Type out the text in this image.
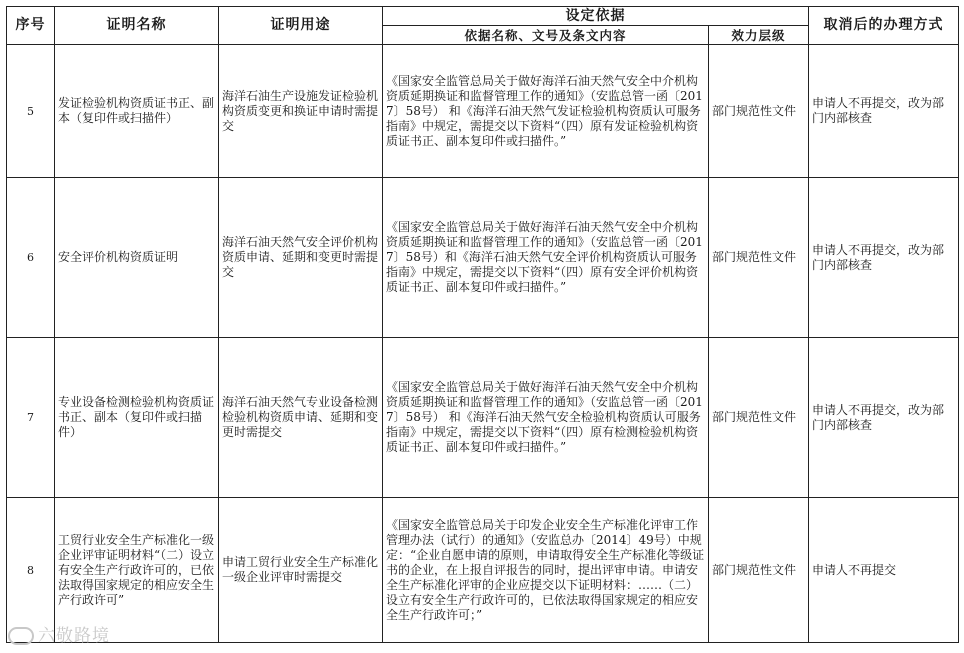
序号	证明名称	证明用途	设定依据		取消后的办理方式
			依据名称、文号及条文内容	效力层级	
5	发证检验机构资质证书正、副本（复印件或扫描件）	海洋石油生产设施发证检验机构资质变更和换证申请时需提交	《国家安全监管总局关于做好海洋石油天然气安全中介机构资质延期换证和监督管理工作的通知》（安监总管一函〔2017〕58号） 和《海洋石油天然气发证检验机构资质认可服务指南》中规定，需提交以下资料“（四）原有发证检验机构资质证书正、副本复印件或扫描件。”	部门规范性文件	申请人不再提交，改为部门内部核查
6	安全评价机构资质证明	海洋石油天然气安全评价机构资质申请、延期和变更时需提交	《国家安全监管总局关于做好海洋石油天然气安全中介机构资质延期换证和监督管理工作的通知》（安监总管一函〔2017〕58号）和《海洋石油天然气安全评价机构资质认可服务指南》中规定，需提交以下资料“（四）原有安全评价机构资质证书正、副本复印件或扫描件。”	部门规范性文件	申请人不再提交，改为部门内部核查
7	专业设备检测检验机构资质证书正、副本（复印件或扫描件）	海洋石油天然气专业设备检测检验机构资质申请、延期和变更时需提交	《国家安全监管总局关于做好海洋石油天然气安全中介机构资质延期换证和监督管理工作的通知》（安监总管一函〔2017〕58号） 和《海洋石油天然气安全检验机构资质认可服务指南》中规定，需提交以下资料“（四）原有检测检验机构资质证书正、副本复印件或扫描件。”	部门规范性文件	申请人不再提交，改为部门内部核查
8	工贸行业安全生产标准化一级企业评审证明材料“（二）设立有安全生产行政许可的，已依法取得国家规定的相应安全生产行政许可”	申请工贸行业安全生产标准化一级企业评审时需提交	《国家安全监管总局关于印发企业安全生产标准化评审工作管理办法（试行）的通知》（安监总办〔2014〕49号）中规定：“企业自愿申请的原则，申请取得安全生产标准化等级证书的企业，在上报自评报告的同时，提出评审申请。申请安全生产标准化评审的企业应提交以下证明材料：……（二）设立有安全生产行政许可的，已依法取得国家规定的相应安全生产行政许可；”	部门规范性文件	申请人不再提交
六敬路境
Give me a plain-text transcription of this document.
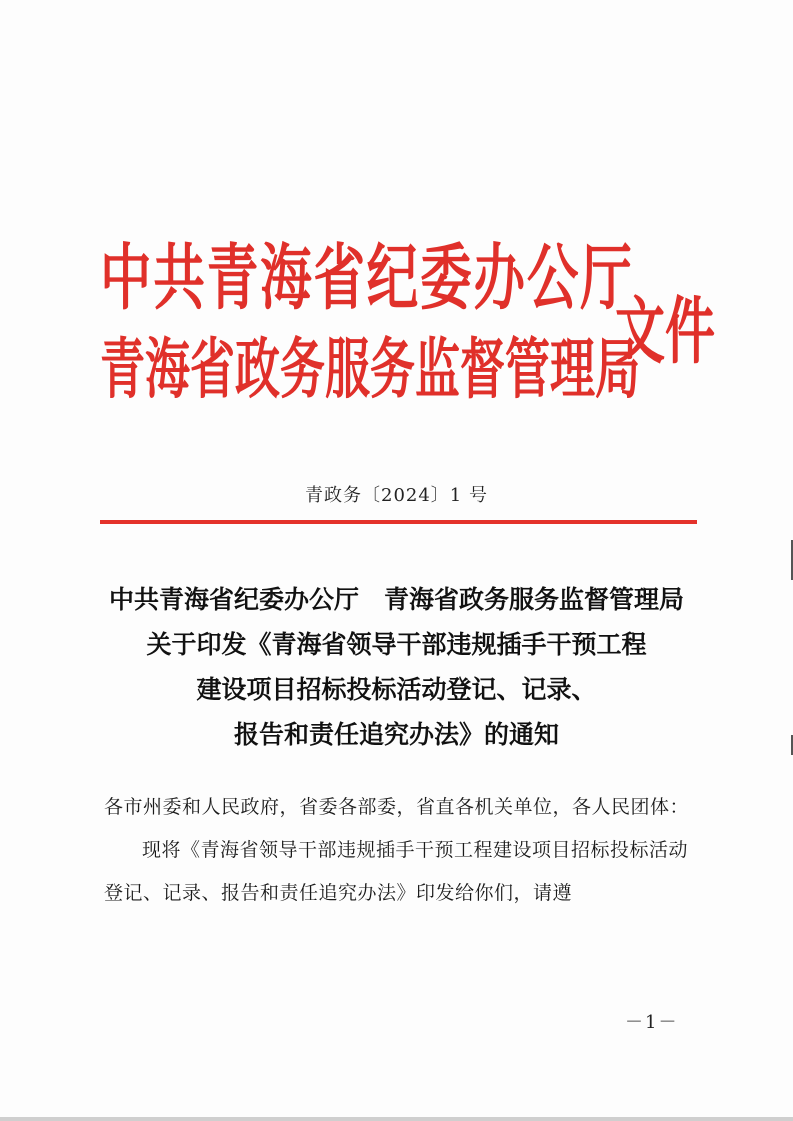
中共青海省纪委办公厅
青海省政务服务监督管理局
文件
青政务〔2024〕1 号
中共青海省纪委办公厅　青海省政务服务监督管理局
关于印发《青海省领导干部违规插手干预工程
建设项目招标投标活动登记、记录、
报告和责任追究办法》的通知

各市州委和人民政府，省委各部委，省直各机关单位，各人民团体：

现将《青海省领导干部违规插手干预工程建设项目招标投标活动登记、记录、报告和责任追究办法》印发给你们，请遵

－1－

**Work instructions**
Search the listing for the word "中共青海省纪委办公厅" and return each line that holds it.

**Answer for this exercise**
中共青海省纪委办公厅
中共青海省纪委办公厅　青海省政务服务监督管理局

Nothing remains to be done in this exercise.